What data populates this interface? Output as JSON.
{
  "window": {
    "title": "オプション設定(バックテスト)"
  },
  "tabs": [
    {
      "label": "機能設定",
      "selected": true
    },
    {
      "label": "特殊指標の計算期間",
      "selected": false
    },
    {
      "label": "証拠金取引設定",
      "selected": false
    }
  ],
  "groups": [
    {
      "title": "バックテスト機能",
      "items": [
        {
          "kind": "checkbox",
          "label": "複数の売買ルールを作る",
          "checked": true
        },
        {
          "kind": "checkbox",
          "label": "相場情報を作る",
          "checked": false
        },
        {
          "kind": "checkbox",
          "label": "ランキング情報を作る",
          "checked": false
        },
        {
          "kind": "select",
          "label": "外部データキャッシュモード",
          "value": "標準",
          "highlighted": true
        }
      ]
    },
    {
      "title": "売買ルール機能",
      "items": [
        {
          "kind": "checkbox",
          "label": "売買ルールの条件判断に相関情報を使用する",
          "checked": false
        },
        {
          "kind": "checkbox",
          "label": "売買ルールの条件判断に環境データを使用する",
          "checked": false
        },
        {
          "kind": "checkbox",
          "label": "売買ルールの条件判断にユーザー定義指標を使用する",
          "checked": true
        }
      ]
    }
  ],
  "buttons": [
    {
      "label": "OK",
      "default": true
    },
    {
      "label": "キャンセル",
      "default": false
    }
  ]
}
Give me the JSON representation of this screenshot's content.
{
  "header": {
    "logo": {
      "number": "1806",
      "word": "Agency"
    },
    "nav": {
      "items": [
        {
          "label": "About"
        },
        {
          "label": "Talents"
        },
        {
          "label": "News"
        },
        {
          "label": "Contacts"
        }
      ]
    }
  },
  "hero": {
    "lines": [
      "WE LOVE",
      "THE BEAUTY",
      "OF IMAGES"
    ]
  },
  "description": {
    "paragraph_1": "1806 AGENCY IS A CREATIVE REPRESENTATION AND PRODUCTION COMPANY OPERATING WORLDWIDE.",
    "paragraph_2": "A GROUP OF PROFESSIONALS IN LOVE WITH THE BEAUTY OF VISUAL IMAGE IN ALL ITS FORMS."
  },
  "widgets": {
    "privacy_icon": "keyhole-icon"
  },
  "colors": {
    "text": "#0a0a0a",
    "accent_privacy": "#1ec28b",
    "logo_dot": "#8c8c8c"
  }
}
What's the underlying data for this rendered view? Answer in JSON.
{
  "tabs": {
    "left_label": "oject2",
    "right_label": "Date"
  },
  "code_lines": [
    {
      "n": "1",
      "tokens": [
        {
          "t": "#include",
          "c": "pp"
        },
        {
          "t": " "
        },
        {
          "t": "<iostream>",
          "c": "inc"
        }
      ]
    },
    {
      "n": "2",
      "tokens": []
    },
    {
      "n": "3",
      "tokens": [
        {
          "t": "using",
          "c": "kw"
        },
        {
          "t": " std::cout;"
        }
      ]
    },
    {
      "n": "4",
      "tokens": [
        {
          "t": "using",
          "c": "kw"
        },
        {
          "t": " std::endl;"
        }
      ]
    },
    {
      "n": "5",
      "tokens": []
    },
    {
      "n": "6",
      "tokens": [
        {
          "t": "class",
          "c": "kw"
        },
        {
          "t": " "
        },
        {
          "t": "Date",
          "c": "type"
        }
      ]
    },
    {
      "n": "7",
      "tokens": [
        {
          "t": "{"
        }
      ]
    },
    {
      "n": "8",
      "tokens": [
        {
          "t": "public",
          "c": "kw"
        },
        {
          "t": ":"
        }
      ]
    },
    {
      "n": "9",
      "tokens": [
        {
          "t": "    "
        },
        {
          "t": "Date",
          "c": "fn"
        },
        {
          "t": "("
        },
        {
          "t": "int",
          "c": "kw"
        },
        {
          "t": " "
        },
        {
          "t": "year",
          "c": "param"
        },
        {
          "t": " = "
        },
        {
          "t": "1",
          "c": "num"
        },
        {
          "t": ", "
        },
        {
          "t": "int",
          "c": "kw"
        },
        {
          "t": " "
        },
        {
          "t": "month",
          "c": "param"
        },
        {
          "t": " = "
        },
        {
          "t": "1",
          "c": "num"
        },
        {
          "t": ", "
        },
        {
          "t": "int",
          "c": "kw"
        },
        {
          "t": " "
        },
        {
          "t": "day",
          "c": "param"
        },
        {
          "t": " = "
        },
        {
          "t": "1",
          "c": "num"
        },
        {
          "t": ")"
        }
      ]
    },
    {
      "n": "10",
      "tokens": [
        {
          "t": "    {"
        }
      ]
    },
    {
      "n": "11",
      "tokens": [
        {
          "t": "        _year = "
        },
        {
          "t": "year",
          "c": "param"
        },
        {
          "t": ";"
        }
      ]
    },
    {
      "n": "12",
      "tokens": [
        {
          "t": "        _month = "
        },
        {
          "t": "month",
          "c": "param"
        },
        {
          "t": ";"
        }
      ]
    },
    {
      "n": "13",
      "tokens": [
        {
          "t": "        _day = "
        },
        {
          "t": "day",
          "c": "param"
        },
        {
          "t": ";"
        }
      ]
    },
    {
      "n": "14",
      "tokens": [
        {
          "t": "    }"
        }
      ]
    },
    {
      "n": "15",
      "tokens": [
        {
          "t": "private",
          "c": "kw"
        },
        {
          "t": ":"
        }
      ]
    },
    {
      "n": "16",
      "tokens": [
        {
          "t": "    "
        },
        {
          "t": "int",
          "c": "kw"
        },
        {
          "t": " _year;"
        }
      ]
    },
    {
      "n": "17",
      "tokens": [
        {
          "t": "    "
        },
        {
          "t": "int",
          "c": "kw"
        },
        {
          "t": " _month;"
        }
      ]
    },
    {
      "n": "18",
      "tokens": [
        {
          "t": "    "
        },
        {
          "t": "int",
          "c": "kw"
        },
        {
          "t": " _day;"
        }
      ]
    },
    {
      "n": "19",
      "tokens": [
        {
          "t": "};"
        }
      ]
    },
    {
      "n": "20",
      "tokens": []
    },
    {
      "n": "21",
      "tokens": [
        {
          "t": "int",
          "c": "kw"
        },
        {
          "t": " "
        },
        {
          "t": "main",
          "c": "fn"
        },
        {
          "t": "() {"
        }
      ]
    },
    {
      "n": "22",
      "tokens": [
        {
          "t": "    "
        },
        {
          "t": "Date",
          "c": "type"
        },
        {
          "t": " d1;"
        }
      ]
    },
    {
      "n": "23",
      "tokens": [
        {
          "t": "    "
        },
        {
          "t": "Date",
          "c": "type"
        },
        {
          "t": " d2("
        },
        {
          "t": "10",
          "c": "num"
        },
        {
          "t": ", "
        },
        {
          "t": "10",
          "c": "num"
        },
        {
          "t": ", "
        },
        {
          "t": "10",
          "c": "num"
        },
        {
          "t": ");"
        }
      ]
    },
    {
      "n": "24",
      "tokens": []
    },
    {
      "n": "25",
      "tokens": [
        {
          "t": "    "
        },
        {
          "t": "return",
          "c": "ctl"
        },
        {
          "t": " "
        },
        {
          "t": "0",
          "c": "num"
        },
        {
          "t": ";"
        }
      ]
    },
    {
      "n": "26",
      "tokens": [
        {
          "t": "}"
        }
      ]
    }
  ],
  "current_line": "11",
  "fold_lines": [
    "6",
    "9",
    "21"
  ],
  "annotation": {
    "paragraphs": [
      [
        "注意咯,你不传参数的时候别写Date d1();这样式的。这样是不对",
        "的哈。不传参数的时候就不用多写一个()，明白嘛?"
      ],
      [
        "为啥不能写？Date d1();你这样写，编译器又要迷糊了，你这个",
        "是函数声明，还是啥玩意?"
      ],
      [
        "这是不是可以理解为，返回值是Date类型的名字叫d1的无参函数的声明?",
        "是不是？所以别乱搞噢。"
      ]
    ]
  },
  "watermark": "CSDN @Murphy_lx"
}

## Exercise
Using the material above, print every entry exactly as written.

## Correct output
What data populates this interface? Output as JSON.
{
  "window": {
    "title": "オプション設定(バックテスト)"
  },
  "tabs": [
    {
      "label": "機能設定",
      "selected": true
    },
    {
      "label": "特殊指標の計算期間",
      "selected": false
    },
    {
      "label": "証拠金取引設定",
      "selected": false
    }
  ],
  "groups": [
    {
      "title": "バックテスト機能",
      "items": [
        {
          "kind": "checkbox",
          "label": "複数の売買ルールを作る",
          "checked": true
        },
        {
          "kind": "checkbox",
          "label": "相場情報を作る",
          "checked": false
        },
        {
          "kind": "checkbox",
          "label": "ランキング情報を作る",
          "checked": false
        },
        {
          "kind": "select",
          "label": "外部データキャッシュモード",
          "value": "標準",
          "highlighted": true
        }
      ]
    },
    {
      "title": "売買ルール機能",
      "items": [
        {
          "kind": "checkbox",
          "label": "売買ルールの条件判断に相関情報を使用する",
          "checked": false
        },
        {
          "kind": "checkbox",
          "label": "売買ルールの条件判断に環境データを使用する",
          "checked": false
        },
        {
          "kind": "checkbox",
          "label": "売買ルールの条件判断にユーザー定義指標を使用する",
          "checked": true
        }
      ]
    }
  ],
  "buttons": [
    {
      "label": "OK",
      "default": true
    },
    {
      "label": "キャンセル",
      "default": false
    }
  ]
}
Give me the JSON representation of this screenshot's content.
{
  "header": {
    "logo": {
      "number": "1806",
      "word": "Agency"
    },
    "nav": {
      "items": [
        {
          "label": "About"
        },
        {
          "label": "Talents"
        },
        {
          "label": "News"
        },
        {
          "label": "Contacts"
        }
      ]
    }
  },
  "hero": {
    "lines": [
      "WE LOVE",
      "THE BEAUTY",
      "OF IMAGES"
    ]
  },
  "description": {
    "paragraph_1": "1806 AGENCY IS A CREATIVE REPRESENTATION AND PRODUCTION COMPANY OPERATING WORLDWIDE.",
    "paragraph_2": "A GROUP OF PROFESSIONALS IN LOVE WITH THE BEAUTY OF VISUAL IMAGE IN ALL ITS FORMS."
  },
  "widgets": {
    "privacy_icon": "keyhole-icon"
  },
  "colors": {
    "text": "#0a0a0a",
    "accent_privacy": "#1ec28b",
    "logo_dot": "#8c8c8c"
  }
}
What's the underlying data for this rendered view? Answer in JSON.
{
  "tabs": {
    "left_label": "oject2",
    "right_label": "Date"
  },
  "code_lines": [
    {
      "n": "1",
      "tokens": [
        {
          "t": "#include",
          "c": "pp"
        },
        {
          "t": " "
        },
        {
          "t": "<iostream>",
          "c": "inc"
        }
      ]
    },
    {
      "n": "2",
      "tokens": []
    },
    {
      "n": "3",
      "tokens": [
        {
          "t": "using",
          "c": "kw"
        },
        {
          "t": " std::cout;"
        }
      ]
    },
    {
      "n": "4",
      "tokens": [
        {
          "t": "using",
          "c": "kw"
        },
        {
          "t": " std::endl;"
        }
      ]
    },
    {
      "n": "5",
      "tokens": []
    },
    {
      "n": "6",
      "tokens": [
        {
          "t": "class",
          "c": "kw"
        },
        {
          "t": " "
        },
        {
          "t": "Date",
          "c": "type"
        }
      ]
    },
    {
      "n": "7",
      "tokens": [
        {
          "t": "{"
        }
      ]
    },
    {
      "n": "8",
      "tokens": [
        {
          "t": "public",
          "c": "kw"
        },
        {
          "t": ":"
        }
      ]
    },
    {
      "n": "9",
      "tokens": [
        {
          "t": "    "
        },
        {
          "t": "Date",
          "c": "fn"
        },
        {
          "t": "("
        },
        {
          "t": "int",
          "c": "kw"
        },
        {
          "t": " "
        },
        {
          "t": "year",
          "c": "param"
        },
        {
          "t": " = "
        },
        {
          "t": "1",
          "c": "num"
        },
        {
          "t": ", "
        },
        {
          "t": "int",
          "c": "kw"
        },
        {
          "t": " "
        },
        {
          "t": "month",
          "c": "param"
        },
        {
          "t": " = "
        },
        {
          "t": "1",
          "c": "num"
        },
        {
          "t": ", "
        },
        {
          "t": "int",
          "c": "kw"
        },
        {
          "t": " "
        },
        {
          "t": "day",
          "c": "param"
        },
        {
          "t": " = "
        },
        {
          "t": "1",
          "c": "num"
        },
        {
          "t": ")"
        }
      ]
    },
    {
      "n": "10",
      "tokens": [
        {
          "t": "    {"
        }
      ]
    },
    {
      "n": "11",
      "tokens": [
        {
          "t": "        _year = "
        },
        {
          "t": "year",
          "c": "param"
        },
        {
          "t": ";"
        }
      ]
    },
    {
      "n": "12",
      "tokens": [
        {
          "t": "        _month = "
        },
        {
          "t": "month",
          "c": "param"
        },
        {
          "t": ";"
        }
      ]
    },
    {
      "n": "13",
      "tokens": [
        {
          "t": "        _day = "
        },
        {
          "t": "day",
          "c": "param"
        },
        {
          "t": ";"
        }
      ]
    },
    {
      "n": "14",
      "tokens": [
        {
          "t": "    }"
        }
      ]
    },
    {
      "n": "15",
      "tokens": [
        {
          "t": "private",
          "c": "kw"
        },
        {
          "t": ":"
        }
      ]
    },
    {
      "n": "16",
      "tokens": [
        {
          "t": "    "
        },
        {
          "t": "int",
          "c": "kw"
        },
        {
          "t": " _year;"
        }
      ]
    },
    {
      "n": "17",
      "tokens": [
        {
          "t": "    "
        },
        {
          "t": "int",
          "c": "kw"
        },
        {
          "t": " _month;"
        }
      ]
    },
    {
      "n": "18",
      "tokens": [
        {
          "t": "    "
        },
        {
          "t": "int",
          "c": "kw"
        },
        {
          "t": " _day;"
        }
      ]
    },
    {
      "n": "19",
      "tokens": [
        {
          "t": "};"
        }
      ]
    },
    {
      "n": "20",
      "tokens": []
    },
    {
      "n": "21",
      "tokens": [
        {
          "t": "int",
          "c": "kw"
        },
        {
          "t": " "
        },
        {
          "t": "main",
          "c": "fn"
        },
        {
          "t": "() {"
        }
      ]
    },
    {
      "n": "22",
      "tokens": [
        {
          "t": "    "
        },
        {
          "t": "Date",
          "c": "type"
        },
        {
          "t": " d1;"
        }
      ]
    },
    {
      "n": "23",
      "tokens": [
        {
          "t": "    "
        },
        {
          "t": "Date",
          "c": "type"
        },
        {
          "t": " d2("
        },
        {
          "t": "10",
          "c": "num"
        },
        {
          "t": ", "
        },
        {
          "t": "10",
          "c": "num"
        },
        {
          "t": ", "
        },
        {
          "t": "10",
          "c": "num"
        },
        {
          "t": ");"
        }
      ]
    },
    {
      "n": "24",
      "tokens": []
    },
    {
      "n": "25",
      "tokens": [
        {
          "t": "    "
        },
        {
          "t": "return",
          "c": "ctl"
        },
        {
          "t": " "
        },
        {
          "t": "0",
          "c": "num"
        },
        {
          "t": ";"
        }
      ]
    },
    {
      "n": "26",
      "tokens": [
        {
          "t": "}"
        }
      ]
    }
  ],
  "current_line": "11",
  "fold_lines": [
    "6",
    "9",
    "21"
  ],
  "annotation": {
    "paragraphs": [
      [
        "注意咯,你不传参数的时候别写Date d1();这样式的。这样是不对",
        "的哈。不传参数的时候就不用多写一个()，明白嘛?"
      ],
      [
        "为啥不能写？Date d1();你这样写，编译器又要迷糊了，你这个",
        "是函数声明，还是啥玩意?"
      ],
      [
        "这是不是可以理解为，返回值是Date类型的名字叫d1的无参函数的声明?",
        "是不是？所以别乱搞噢。"
      ]
    ]
  },
  "watermark": "CSDN @Murphy_lx"
}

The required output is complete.